Goal: Where a line of the listing below includes the word "true", reproduce that line.

Dataset extract:
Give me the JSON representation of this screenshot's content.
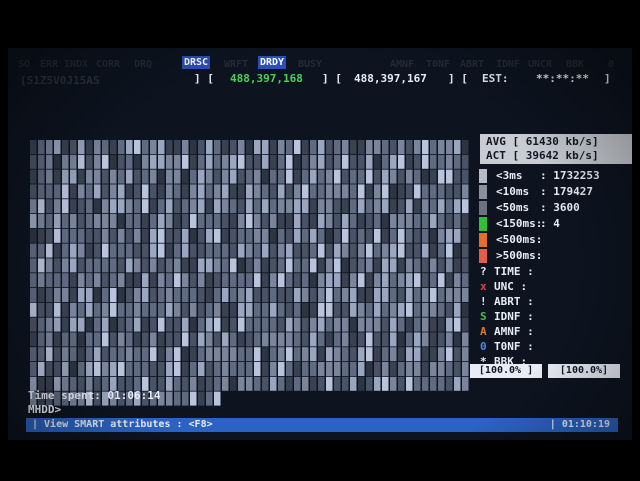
{
  "flags": {
    "items": [
      {
        "label": "SO",
        "active": false
      },
      {
        "label": "ERR",
        "active": false
      },
      {
        "label": "INDX",
        "active": false
      },
      {
        "label": "CORR",
        "active": false
      },
      {
        "label": "DRQ",
        "active": false
      },
      {
        "label": "DRSC",
        "active": true
      },
      {
        "label": "WRFT",
        "active": false
      },
      {
        "label": "DRDY",
        "active": true
      },
      {
        "label": "BUSY",
        "active": false
      },
      {
        "label": "AMNF",
        "active": false
      },
      {
        "label": "T0NF",
        "active": false
      },
      {
        "label": "ABRT",
        "active": false
      },
      {
        "label": "IDNF",
        "active": false
      },
      {
        "label": "UNCR",
        "active": false
      },
      {
        "label": "BBK",
        "active": false
      },
      {
        "label": "0",
        "active": false
      }
    ]
  },
  "serial": "[S1Z5V0J15AS",
  "lba": {
    "current": "488,397,168",
    "total": "488,397,167",
    "est_label": "EST:",
    "est_value": "**:**:**"
  },
  "speed": {
    "avg": "AVG [ 61430 kb/s]",
    "act": "ACT [ 39642 kb/s]"
  },
  "timings": [
    {
      "label": "<3ms",
      "value": "1732253",
      "color": "#b7bcc6"
    },
    {
      "label": "<10ms",
      "value": "179427",
      "color": "#8a909c"
    },
    {
      "label": "<50ms",
      "value": "3600",
      "color": "#6b7282"
    },
    {
      "label": "<150ms:",
      "value": "4",
      "color": "#2fbf3a"
    },
    {
      "label": "<500ms:",
      "value": "",
      "color": "#e0702c"
    },
    {
      "label": ">500ms:",
      "value": "",
      "color": "#e25d4a"
    }
  ],
  "errors": [
    {
      "symbol": "?",
      "label": "TIME",
      "color": "#e8ecf4"
    },
    {
      "symbol": "x",
      "label": "UNC",
      "color": "#e04040"
    },
    {
      "symbol": "!",
      "label": "ABRT",
      "color": "#e8ecf4"
    },
    {
      "symbol": "S",
      "label": "IDNF",
      "color": "#3fc14a"
    },
    {
      "symbol": "A",
      "label": "AMNF",
      "color": "#e07a2a"
    },
    {
      "symbol": "0",
      "label": "T0NF",
      "color": "#4a8ce0"
    },
    {
      "symbol": "*",
      "label": "BBK",
      "color": "#e8ecf4"
    }
  ],
  "progress": {
    "left": "[100.0% ]",
    "right": "[100.0%]"
  },
  "time_spent": "Time spent: 01:06:14",
  "prompt": "MHDD>",
  "status": {
    "hint": "| View SMART attributes : <F8>",
    "clock": "| 01:10:19"
  },
  "colors": {
    "accent": "#2b63c4",
    "flag_on": "#2b4fb4",
    "lba_current": "#4cd05a"
  }
}
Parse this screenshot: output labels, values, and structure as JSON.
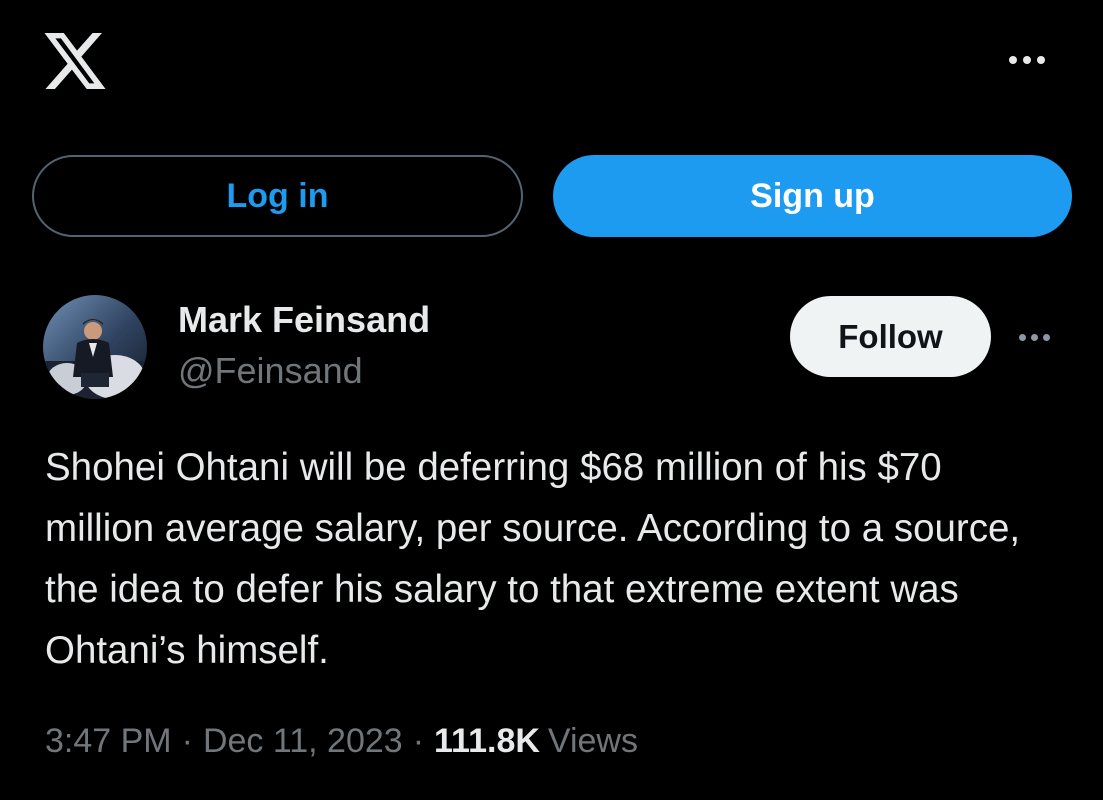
{
  "topbar": {
    "logo_icon": "x-logo-icon",
    "more_icon": "more-horizontal-icon"
  },
  "auth": {
    "login_label": "Log in",
    "signup_label": "Sign up"
  },
  "tweet": {
    "author": {
      "name": "Mark Feinsand",
      "handle": "@Feinsand",
      "avatar_icon": "avatar"
    },
    "follow_label": "Follow",
    "more_icon": "more-horizontal-icon",
    "text": "Shohei Ohtani will be deferring $68 million of his $70 million average salary, per source. According to a source, the idea to defer his salary to that extreme extent was Ohtani’s himself.",
    "time": "3:47 PM",
    "separator": "·",
    "date": "Dec 11, 2023",
    "views_count": "111.8K",
    "views_label": "Views"
  },
  "colors": {
    "background": "#000000",
    "text_primary": "#e7e9ea",
    "text_secondary": "#71767b",
    "accent": "#1d9bf0",
    "follow_bg": "#eff3f4",
    "border": "#536471"
  }
}
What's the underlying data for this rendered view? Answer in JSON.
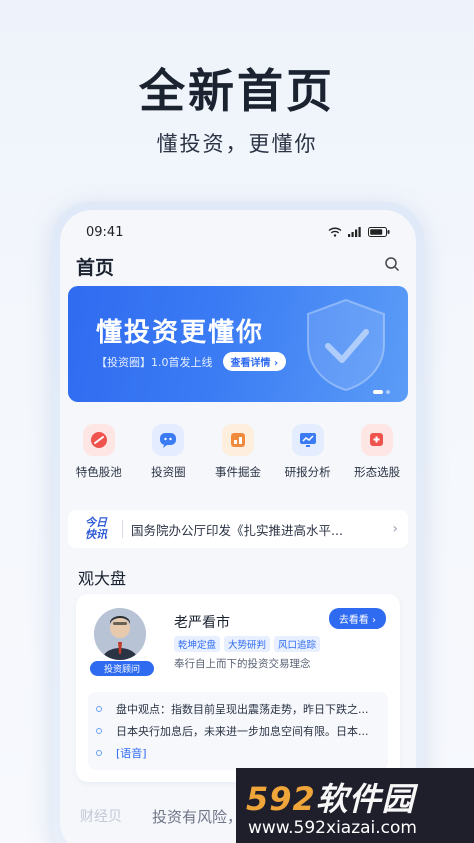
{
  "hero": {
    "title": "全新首页",
    "subtitle": "懂投资，更懂你"
  },
  "status_bar": {
    "time": "09:41"
  },
  "header": {
    "title": "首页",
    "search_icon": "search-icon"
  },
  "banner": {
    "title": "懂投资更懂你",
    "tag": "【投资圈】1.0首发上线",
    "button_label": "查看详情 ›",
    "icon": "shield-check-icon"
  },
  "quick_menu": [
    {
      "label": "特色股池",
      "icon": "stock-pool-icon",
      "color": "#f0524c"
    },
    {
      "label": "投资圈",
      "icon": "chat-bubble-icon",
      "color": "#3b7cf4"
    },
    {
      "label": "事件掘金",
      "icon": "event-icon",
      "color": "#f08a3c"
    },
    {
      "label": "研报分析",
      "icon": "report-chart-icon",
      "color": "#3b7cf4"
    },
    {
      "label": "形态选股",
      "icon": "pattern-icon",
      "color": "#f0524c"
    }
  ],
  "news": {
    "badge_line1": "今日",
    "badge_line2": "快讯",
    "text": "国务院办公厅印发《扎实推进高水平...",
    "arrow": "›"
  },
  "section": {
    "title": "观大盘"
  },
  "expert": {
    "name": "老严看市",
    "badge": "投资顾问",
    "follow_label": "去看看 ›",
    "tags": [
      "乾坤定盘",
      "大势研判",
      "风口追踪"
    ],
    "description": "奉行自上而下的投资交易理念",
    "points": [
      {
        "text": "盘中观点：指数目前呈现出震荡走势，昨日下跌之...",
        "highlight": false
      },
      {
        "text": "日本央行加息后，未来进一步加息空间有限。日本...",
        "highlight": false
      },
      {
        "text": "[语音]",
        "highlight": true
      }
    ]
  },
  "footer": {
    "faded_label": "财经贝",
    "risk_hint": "投资有风险，"
  },
  "watermark": {
    "brand_number": "592",
    "brand_text": "软件园",
    "url": "www.592xiazai.com"
  }
}
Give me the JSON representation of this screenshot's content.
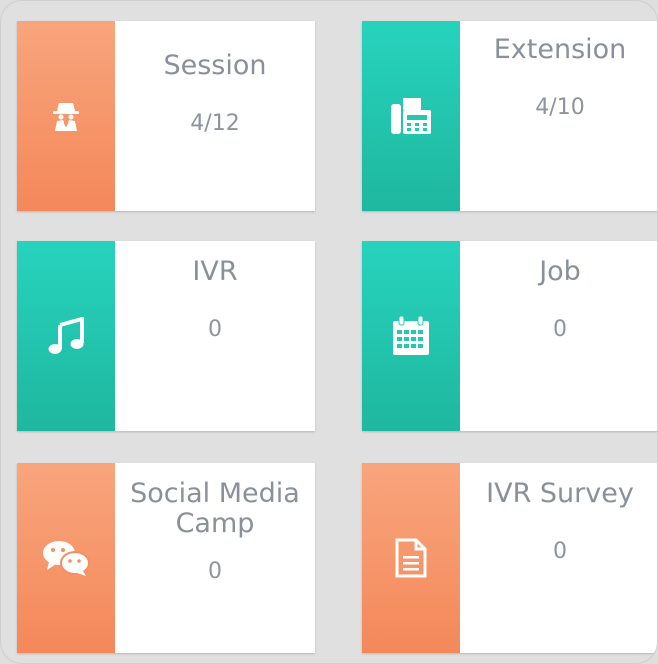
{
  "cards": [
    {
      "title": "Session",
      "value": "4/12",
      "icon": "spy-icon",
      "color": "#f58f62"
    },
    {
      "title": "Extension",
      "value": "4/10",
      "icon": "fax-icon",
      "color": "#22c9b0"
    },
    {
      "title": "IVR",
      "value": "0",
      "icon": "music-icon",
      "color": "#22c9b0"
    },
    {
      "title": "Job",
      "value": "0",
      "icon": "calendar-icon",
      "color": "#22c9b0"
    },
    {
      "title": "Social Media Camp",
      "value": "0",
      "icon": "chat-icon",
      "color": "#f58f62"
    },
    {
      "title": "IVR Survey",
      "value": "0",
      "icon": "document-icon",
      "color": "#f58f62"
    }
  ]
}
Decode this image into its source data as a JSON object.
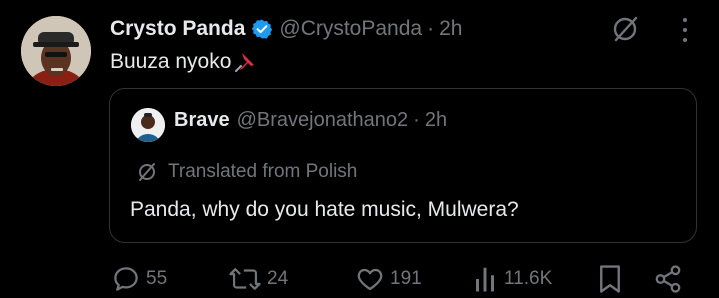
{
  "post": {
    "author": {
      "display_name": "Crysto Panda",
      "handle": "@CrystoPanda",
      "verified": true,
      "time": "2h"
    },
    "text": "Buuza nyoko",
    "text_emoji": "pin-emoji"
  },
  "quote": {
    "author": {
      "display_name": "Brave",
      "handle": "@Bravejonathano2",
      "time": "2h"
    },
    "translated_label": "Translated from Polish",
    "text": "Panda, why do you hate music, Mulwera?"
  },
  "actions": {
    "replies": "55",
    "reposts": "24",
    "likes": "191",
    "views": "11.6K"
  },
  "separator": "·",
  "colors": {
    "background": "#000000",
    "primary_text": "#e7e9ea",
    "secondary_text": "#71767b",
    "border": "#2f3336",
    "verified_blue": "#1d9bf0"
  }
}
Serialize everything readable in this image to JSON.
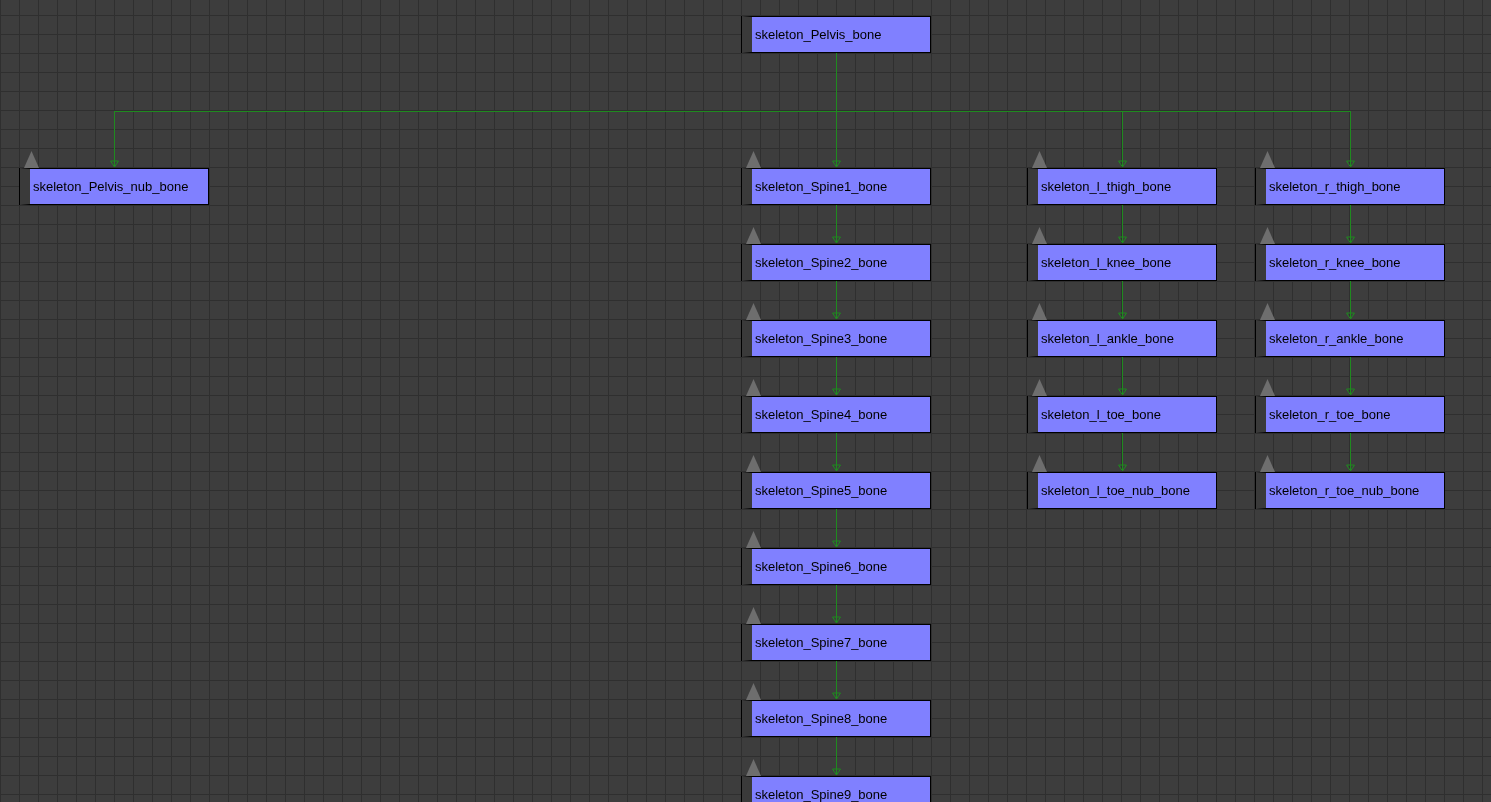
{
  "graph": {
    "root": {
      "name": "skeleton_Pelvis_bone",
      "children": [
        {
          "name": "skeleton_Pelvis_nub_bone"
        },
        {
          "name": "skeleton_Spine1_bone",
          "children": [
            {
              "name": "skeleton_Spine2_bone",
              "children": [
                {
                  "name": "skeleton_Spine3_bone",
                  "children": [
                    {
                      "name": "skeleton_Spine4_bone",
                      "children": [
                        {
                          "name": "skeleton_Spine5_bone",
                          "children": [
                            {
                              "name": "skeleton_Spine6_bone",
                              "children": [
                                {
                                  "name": "skeleton_Spine7_bone",
                                  "children": [
                                    {
                                      "name": "skeleton_Spine8_bone",
                                      "children": [
                                        {
                                          "name": "skeleton_Spine9_bone"
                                        }
                                      ]
                                    }
                                  ]
                                }
                              ]
                            }
                          ]
                        }
                      ]
                    }
                  ]
                }
              ]
            }
          ]
        },
        {
          "name": "skeleton_l_thigh_bone",
          "children": [
            {
              "name": "skeleton_l_knee_bone",
              "children": [
                {
                  "name": "skeleton_l_ankle_bone",
                  "children": [
                    {
                      "name": "skeleton_l_toe_bone",
                      "children": [
                        {
                          "name": "skeleton_l_toe_nub_bone"
                        }
                      ]
                    }
                  ]
                }
              ]
            }
          ]
        },
        {
          "name": "skeleton_r_thigh_bone",
          "children": [
            {
              "name": "skeleton_r_knee_bone",
              "children": [
                {
                  "name": "skeleton_r_ankle_bone",
                  "children": [
                    {
                      "name": "skeleton_r_toe_bone",
                      "children": [
                        {
                          "name": "skeleton_r_toe_nub_bone"
                        }
                      ]
                    }
                  ]
                }
              ]
            }
          ]
        }
      ]
    }
  }
}
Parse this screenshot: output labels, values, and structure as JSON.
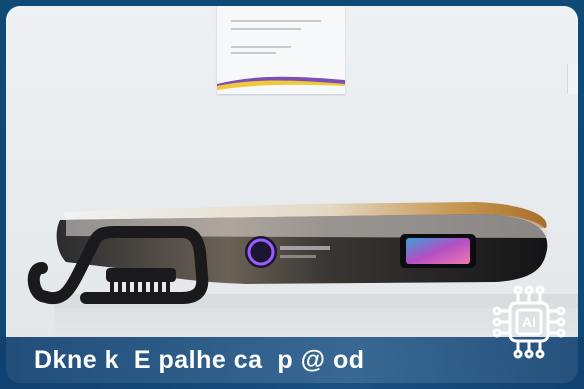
{
  "caption": "Dkne k  E palhe ca  p @ od",
  "badge": {
    "label": "AI",
    "icon": "ai-chip-icon"
  },
  "colors": {
    "frame": "#0f4a77",
    "caption_bar": "#124a7f",
    "badge": "#ffffff"
  },
  "image": {
    "subject": "photo"
  }
}
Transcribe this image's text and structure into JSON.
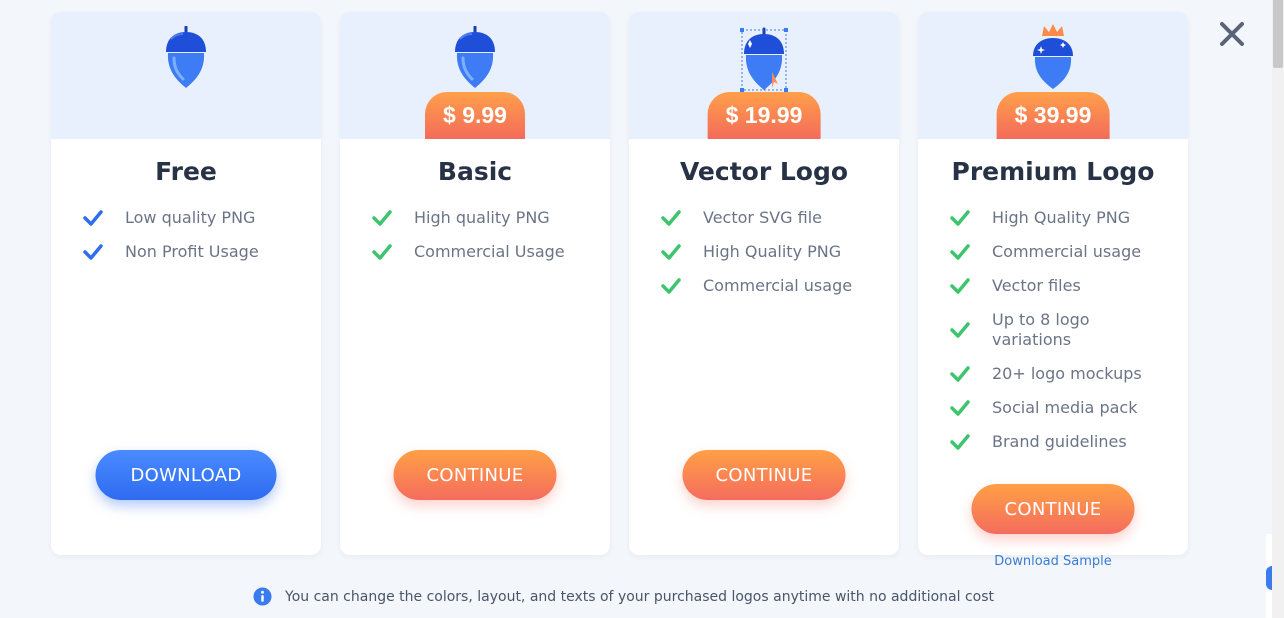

Correct result:
        "active": true
        "active": true
        "highlight": true
      "verified": true,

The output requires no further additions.